#### Data extract

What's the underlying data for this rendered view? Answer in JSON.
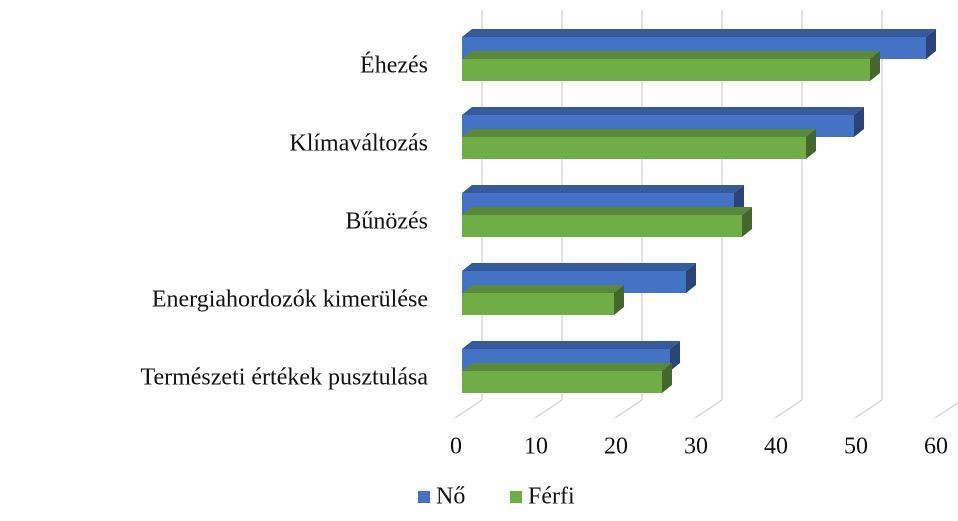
{
  "chart_data": {
    "type": "bar3d_horizontal",
    "categories": [
      "Éhezés",
      "Klímaváltozás",
      "Bűnözés",
      "Energiahordozók kimerülése",
      "Természeti értékek pusztulása"
    ],
    "series": [
      {
        "name": "Nő",
        "color": "#4472c4",
        "values": [
          58,
          49,
          34,
          28,
          26
        ]
      },
      {
        "name": "Férfi",
        "color": "#70ad47",
        "values": [
          51,
          43,
          35,
          19,
          25
        ]
      }
    ],
    "xlim": [
      0,
      60
    ],
    "xticks": [
      0,
      10,
      20,
      30,
      40,
      50,
      60
    ],
    "grid": true,
    "legend": "bottom"
  }
}
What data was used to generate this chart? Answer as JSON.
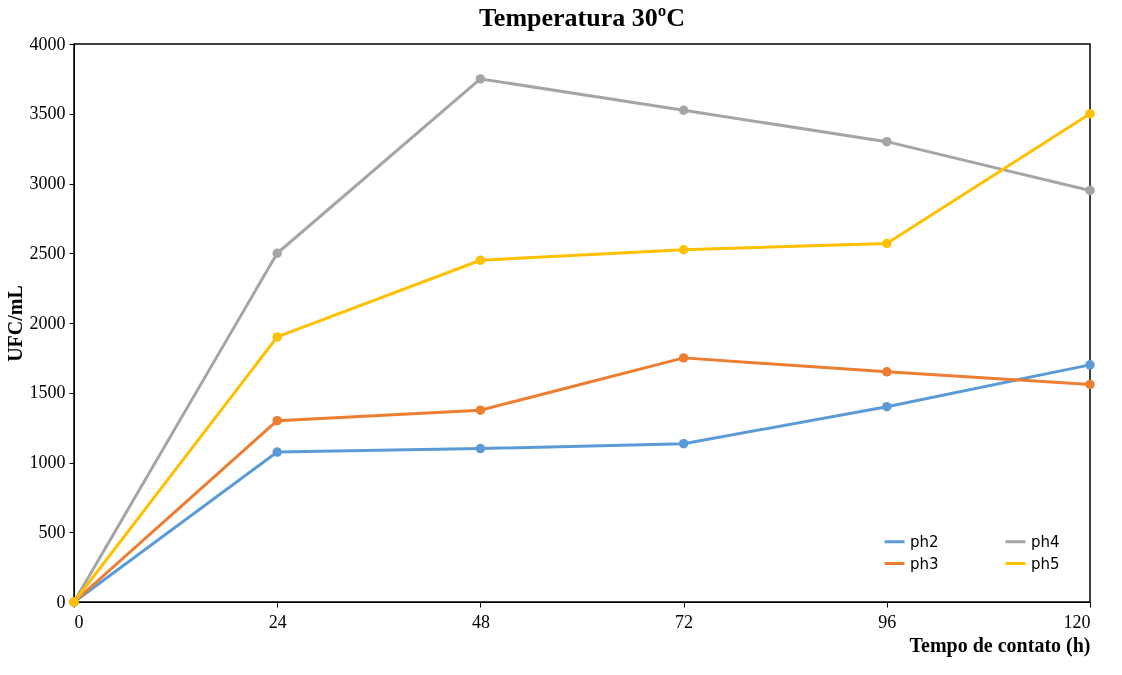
{
  "chart_data": {
    "type": "line",
    "title": "Temperatura 30ºC",
    "xlabel": "Tempo de contato (h)",
    "ylabel": "UFC/mL",
    "x": [
      0,
      24,
      48,
      72,
      96,
      120
    ],
    "series": [
      {
        "name": "ph2",
        "color": "#5b9bd5",
        "values": [
          0,
          1075,
          1100,
          1135,
          1400,
          1700
        ]
      },
      {
        "name": "ph3",
        "color": "#ed7d31",
        "values": [
          0,
          1300,
          1375,
          1750,
          1650,
          1560
        ]
      },
      {
        "name": "ph4",
        "color": "#a5a5a5",
        "values": [
          0,
          2500,
          3750,
          3525,
          3300,
          2950
        ]
      },
      {
        "name": "ph5",
        "color": "#ffc000",
        "values": [
          0,
          1900,
          2450,
          2525,
          2570,
          3500
        ]
      }
    ],
    "xlim": [
      0,
      120
    ],
    "xticks": [
      0,
      24,
      48,
      72,
      96,
      120
    ],
    "ylim": [
      0,
      4000
    ],
    "yticks": [
      0,
      500,
      1000,
      1500,
      2000,
      2500,
      3000,
      3500,
      4000
    ],
    "grid": false,
    "legend": "bottom right",
    "marker": "circle",
    "line_style": "solid"
  }
}
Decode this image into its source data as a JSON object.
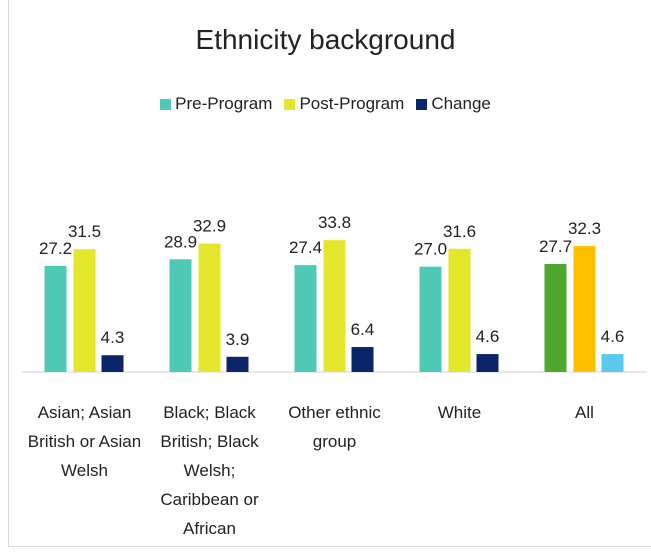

########

Challenge:
Copy out every line from the material above in which the word "Answer" appears.

Solution to this problem:
What's the underlying data for this rendered view? Answer in JSON.
What data was used to generate this chart? Answer as JSON.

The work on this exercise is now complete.